#### YOUR OBJECTIVE:
List each line of the data that holds the word "content".

#### EXERCISE DATA:
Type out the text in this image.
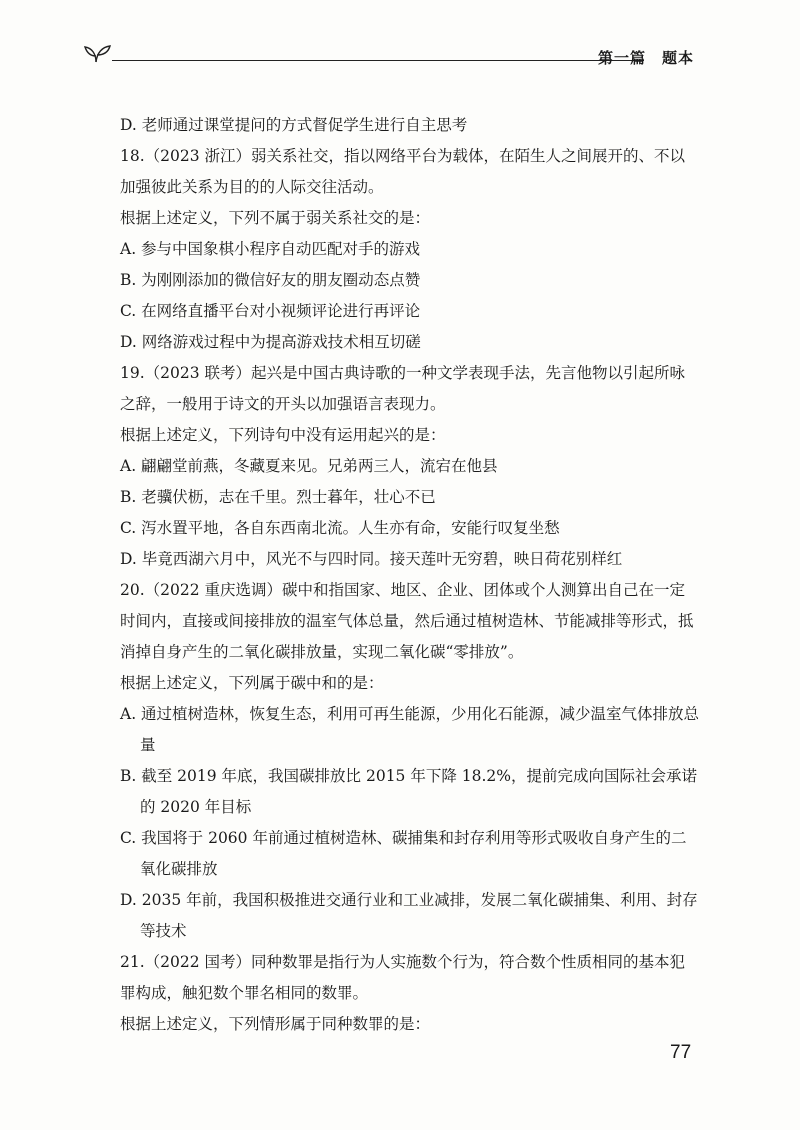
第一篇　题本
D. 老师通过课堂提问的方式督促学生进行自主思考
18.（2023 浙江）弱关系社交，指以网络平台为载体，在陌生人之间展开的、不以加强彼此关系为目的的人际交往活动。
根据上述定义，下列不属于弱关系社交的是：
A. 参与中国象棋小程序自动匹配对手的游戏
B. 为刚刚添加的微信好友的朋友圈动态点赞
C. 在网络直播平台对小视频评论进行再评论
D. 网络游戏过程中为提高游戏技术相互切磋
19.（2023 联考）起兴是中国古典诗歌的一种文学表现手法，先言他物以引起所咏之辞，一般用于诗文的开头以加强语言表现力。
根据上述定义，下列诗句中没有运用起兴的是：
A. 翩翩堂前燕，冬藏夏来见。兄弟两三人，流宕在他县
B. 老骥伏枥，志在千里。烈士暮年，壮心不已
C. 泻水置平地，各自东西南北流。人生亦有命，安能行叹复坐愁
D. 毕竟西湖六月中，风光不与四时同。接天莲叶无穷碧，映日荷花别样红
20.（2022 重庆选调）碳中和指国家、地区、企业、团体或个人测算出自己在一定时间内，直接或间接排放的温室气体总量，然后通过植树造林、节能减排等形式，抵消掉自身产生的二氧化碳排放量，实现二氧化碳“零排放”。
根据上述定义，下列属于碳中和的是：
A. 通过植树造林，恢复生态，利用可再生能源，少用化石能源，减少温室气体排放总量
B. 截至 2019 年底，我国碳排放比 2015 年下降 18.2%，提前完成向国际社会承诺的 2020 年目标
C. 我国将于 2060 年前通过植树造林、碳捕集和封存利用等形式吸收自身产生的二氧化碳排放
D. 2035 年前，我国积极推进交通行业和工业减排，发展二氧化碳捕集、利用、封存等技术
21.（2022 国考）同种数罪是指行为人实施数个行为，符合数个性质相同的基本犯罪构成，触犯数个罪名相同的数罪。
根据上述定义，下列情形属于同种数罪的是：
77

==

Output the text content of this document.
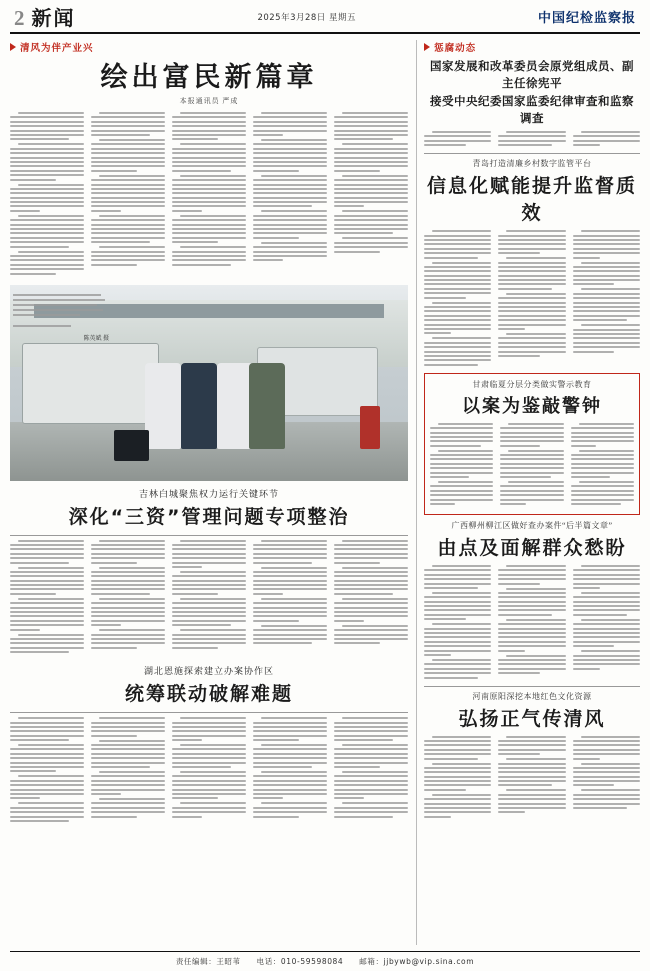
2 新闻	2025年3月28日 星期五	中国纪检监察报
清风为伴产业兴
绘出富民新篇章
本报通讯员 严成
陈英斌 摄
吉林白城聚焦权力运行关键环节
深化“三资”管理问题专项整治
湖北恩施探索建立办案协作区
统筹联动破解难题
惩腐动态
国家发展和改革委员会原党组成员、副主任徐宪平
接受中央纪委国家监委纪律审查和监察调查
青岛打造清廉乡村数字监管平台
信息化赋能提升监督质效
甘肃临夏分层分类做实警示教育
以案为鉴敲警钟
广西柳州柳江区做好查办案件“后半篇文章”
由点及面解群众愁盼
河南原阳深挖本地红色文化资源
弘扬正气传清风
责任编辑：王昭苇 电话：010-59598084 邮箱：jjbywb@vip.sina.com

---

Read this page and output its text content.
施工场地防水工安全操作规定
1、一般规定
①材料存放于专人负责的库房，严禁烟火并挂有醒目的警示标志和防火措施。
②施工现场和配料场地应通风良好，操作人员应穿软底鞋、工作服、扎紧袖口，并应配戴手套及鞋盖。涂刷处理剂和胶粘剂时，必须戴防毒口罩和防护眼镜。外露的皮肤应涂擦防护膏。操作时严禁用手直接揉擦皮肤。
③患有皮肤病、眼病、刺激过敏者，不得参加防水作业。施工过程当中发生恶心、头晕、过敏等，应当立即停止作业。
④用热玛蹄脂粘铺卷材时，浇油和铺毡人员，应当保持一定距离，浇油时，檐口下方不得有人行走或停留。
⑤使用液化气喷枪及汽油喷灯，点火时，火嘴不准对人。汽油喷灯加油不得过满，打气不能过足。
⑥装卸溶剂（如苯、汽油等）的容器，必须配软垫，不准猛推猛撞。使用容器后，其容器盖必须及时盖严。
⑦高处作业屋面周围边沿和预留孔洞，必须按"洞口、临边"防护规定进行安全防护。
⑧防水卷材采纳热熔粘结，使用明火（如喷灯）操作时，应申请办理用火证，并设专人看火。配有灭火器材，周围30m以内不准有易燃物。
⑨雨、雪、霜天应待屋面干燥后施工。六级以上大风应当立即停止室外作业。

#### RESPONSE FOR THIS EXERCISE:
Output the text content of this document.
Read this page and output its text content.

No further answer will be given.